◆ INPUT FOR THIS TASK ◆

— begin —

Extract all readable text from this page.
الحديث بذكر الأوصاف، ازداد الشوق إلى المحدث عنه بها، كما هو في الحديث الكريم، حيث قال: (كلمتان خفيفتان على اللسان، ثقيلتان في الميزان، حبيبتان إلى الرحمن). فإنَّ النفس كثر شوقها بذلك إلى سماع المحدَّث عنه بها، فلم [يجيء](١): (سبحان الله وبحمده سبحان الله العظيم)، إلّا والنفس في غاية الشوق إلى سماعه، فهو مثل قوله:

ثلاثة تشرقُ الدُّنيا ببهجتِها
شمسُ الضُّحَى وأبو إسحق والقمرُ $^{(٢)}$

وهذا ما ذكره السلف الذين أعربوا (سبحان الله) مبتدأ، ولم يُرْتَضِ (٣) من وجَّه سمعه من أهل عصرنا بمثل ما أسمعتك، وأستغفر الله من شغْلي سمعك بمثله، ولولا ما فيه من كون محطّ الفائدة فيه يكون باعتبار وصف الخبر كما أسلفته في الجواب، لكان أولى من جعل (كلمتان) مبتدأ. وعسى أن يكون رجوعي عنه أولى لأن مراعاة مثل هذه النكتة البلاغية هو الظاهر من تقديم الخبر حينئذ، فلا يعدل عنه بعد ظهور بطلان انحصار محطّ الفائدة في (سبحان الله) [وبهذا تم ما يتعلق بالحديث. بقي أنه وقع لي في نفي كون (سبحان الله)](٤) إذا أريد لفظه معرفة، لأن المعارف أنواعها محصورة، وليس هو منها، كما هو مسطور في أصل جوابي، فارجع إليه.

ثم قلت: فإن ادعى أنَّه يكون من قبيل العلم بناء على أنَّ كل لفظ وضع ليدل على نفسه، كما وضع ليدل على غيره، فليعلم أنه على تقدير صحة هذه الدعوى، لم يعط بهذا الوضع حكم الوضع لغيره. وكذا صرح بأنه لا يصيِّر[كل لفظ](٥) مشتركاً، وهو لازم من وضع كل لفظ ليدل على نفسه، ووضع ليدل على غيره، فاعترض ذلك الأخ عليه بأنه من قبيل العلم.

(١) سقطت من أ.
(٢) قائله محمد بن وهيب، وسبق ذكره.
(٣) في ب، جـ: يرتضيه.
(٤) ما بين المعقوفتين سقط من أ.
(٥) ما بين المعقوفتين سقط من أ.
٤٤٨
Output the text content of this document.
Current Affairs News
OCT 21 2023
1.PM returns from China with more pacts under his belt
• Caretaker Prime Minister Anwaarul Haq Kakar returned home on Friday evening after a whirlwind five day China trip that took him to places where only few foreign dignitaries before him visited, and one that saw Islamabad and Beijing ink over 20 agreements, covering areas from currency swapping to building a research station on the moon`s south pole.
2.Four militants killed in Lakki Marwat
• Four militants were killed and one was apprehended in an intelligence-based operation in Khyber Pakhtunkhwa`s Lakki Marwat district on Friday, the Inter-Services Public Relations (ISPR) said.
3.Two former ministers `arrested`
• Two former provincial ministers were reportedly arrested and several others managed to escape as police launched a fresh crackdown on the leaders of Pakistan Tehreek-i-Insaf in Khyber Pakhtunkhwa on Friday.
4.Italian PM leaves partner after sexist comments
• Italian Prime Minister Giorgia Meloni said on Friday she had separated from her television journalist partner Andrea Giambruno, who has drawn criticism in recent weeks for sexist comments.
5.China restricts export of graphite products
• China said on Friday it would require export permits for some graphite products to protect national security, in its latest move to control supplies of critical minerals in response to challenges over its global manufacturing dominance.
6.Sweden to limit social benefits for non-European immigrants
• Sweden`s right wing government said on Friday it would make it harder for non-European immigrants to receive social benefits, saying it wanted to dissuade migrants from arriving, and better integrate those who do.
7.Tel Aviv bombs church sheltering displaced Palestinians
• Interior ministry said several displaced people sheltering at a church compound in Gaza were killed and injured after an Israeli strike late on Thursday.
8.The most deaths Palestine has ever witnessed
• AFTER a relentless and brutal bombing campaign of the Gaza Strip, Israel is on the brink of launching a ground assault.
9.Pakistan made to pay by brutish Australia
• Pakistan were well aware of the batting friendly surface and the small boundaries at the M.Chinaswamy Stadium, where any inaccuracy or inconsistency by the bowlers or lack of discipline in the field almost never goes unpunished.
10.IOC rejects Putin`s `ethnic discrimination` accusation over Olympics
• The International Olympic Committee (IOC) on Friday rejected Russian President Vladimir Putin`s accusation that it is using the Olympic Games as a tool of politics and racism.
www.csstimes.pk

— end —

From the records above, extract everything verbatim.

◆ EXPECTED ANSWER ◆
Extract all readable text from this page.
الحديث بذكر الأوصاف، ازداد الشوق إلى المحدث عنه بها، كما هو في الحديث الكريم، حيث قال: (كلمتان خفيفتان على اللسان، ثقيلتان في الميزان، حبيبتان إلى الرحمن). فإنَّ النفس كثر شوقها بذلك إلى سماع المحدَّث عنه بها، فلم [يجيء](١): (سبحان الله وبحمده سبحان الله العظيم)، إلّا والنفس في غاية الشوق إلى سماعه، فهو مثل قوله:

ثلاثة تشرقُ الدُّنيا ببهجتِها
شمسُ الضُّحَى وأبو إسحق والقمرُ $^{(٢)}$

وهذا ما ذكره السلف الذين أعربوا (سبحان الله) مبتدأ، ولم يُرْتَضِ (٣) من وجَّه سمعه من أهل عصرنا بمثل ما أسمعتك، وأستغفر الله من شغْلي سمعك بمثله، ولولا ما فيه من كون محطّ الفائدة فيه يكون باعتبار وصف الخبر كما أسلفته في الجواب، لكان أولى من جعل (كلمتان) مبتدأ. وعسى أن يكون رجوعي عنه أولى لأن مراعاة مثل هذه النكتة البلاغية هو الظاهر من تقديم الخبر حينئذ، فلا يعدل عنه بعد ظهور بطلان انحصار محطّ الفائدة في (سبحان الله) [وبهذا تم ما يتعلق بالحديث. بقي أنه وقع لي في نفي كون (سبحان الله)](٤) إذا أريد لفظه معرفة، لأن المعارف أنواعها محصورة، وليس هو منها، كما هو مسطور في أصل جوابي، فارجع إليه.

ثم قلت: فإن ادعى أنَّه يكون من قبيل العلم بناء على أنَّ كل لفظ وضع ليدل على نفسه، كما وضع ليدل على غيره، فليعلم أنه على تقدير صحة هذه الدعوى، لم يعط بهذا الوضع حكم الوضع لغيره. وكذا صرح بأنه لا يصيِّر[كل لفظ](٥) مشتركاً، وهو لازم من وضع كل لفظ ليدل على نفسه، ووضع ليدل على غيره، فاعترض ذلك الأخ عليه بأنه من قبيل العلم.

(١) سقطت من أ.
(٢) قائله محمد بن وهيب، وسبق ذكره.
(٣) في ب، جـ: يرتضيه.
(٤) ما بين المعقوفتين سقط من أ.
(٥) ما بين المعقوفتين سقط من أ.
٤٤٨
Output the text content of this document.
Current Affairs News
OCT 21 2023
1.PM returns from China with more pacts under his belt
• Caretaker Prime Minister Anwaarul Haq Kakar returned home on Friday evening after a whirlwind five day China trip that took him to places where only few foreign dignitaries before him visited, and one that saw Islamabad and Beijing ink over 20 agreements, covering areas from currency swapping to building a research station on the moon`s south pole.
2.Four militants killed in Lakki Marwat
• Four militants were killed and one was apprehended in an intelligence-based operation in Khyber Pakhtunkhwa`s Lakki Marwat district on Friday, the Inter-Services Public Relations (ISPR) said.
3.Two former ministers `arrested`
• Two former provincial ministers were reportedly arrested and several others managed to escape as police launched a fresh crackdown on the leaders of Pakistan Tehreek-i-Insaf in Khyber Pakhtunkhwa on Friday.
4.Italian PM leaves partner after sexist comments
• Italian Prime Minister Giorgia Meloni said on Friday she had separated from her television journalist partner Andrea Giambruno, who has drawn criticism in recent weeks for sexist comments.
5.China restricts export of graphite products
• China said on Friday it would require export permits for some graphite products to protect national security, in its latest move to control supplies of critical minerals in response to challenges over its global manufacturing dominance.
6.Sweden to limit social benefits for non-European immigrants
• Sweden`s right wing government said on Friday it would make it harder for non-European immigrants to receive social benefits, saying it wanted to dissuade migrants from arriving, and better integrate those who do.
7.Tel Aviv bombs church sheltering displaced Palestinians
• Interior ministry said several displaced people sheltering at a church compound in Gaza were killed and injured after an Israeli strike late on Thursday.
8.The most deaths Palestine has ever witnessed
• AFTER a relentless and brutal bombing campaign of the Gaza Strip, Israel is on the brink of launching a ground assault.
9.Pakistan made to pay by brutish Australia
• Pakistan were well aware of the batting friendly surface and the small boundaries at the M.Chinaswamy Stadium, where any inaccuracy or inconsistency by the bowlers or lack of discipline in the field almost never goes unpunished.
10.IOC rejects Putin`s `ethnic discrimination` accusation over Olympics
• The International Olympic Committee (IOC) on Friday rejected Russian President Vladimir Putin`s accusation that it is using the Olympic Games as a tool of politics and racism.
www.csstimes.pk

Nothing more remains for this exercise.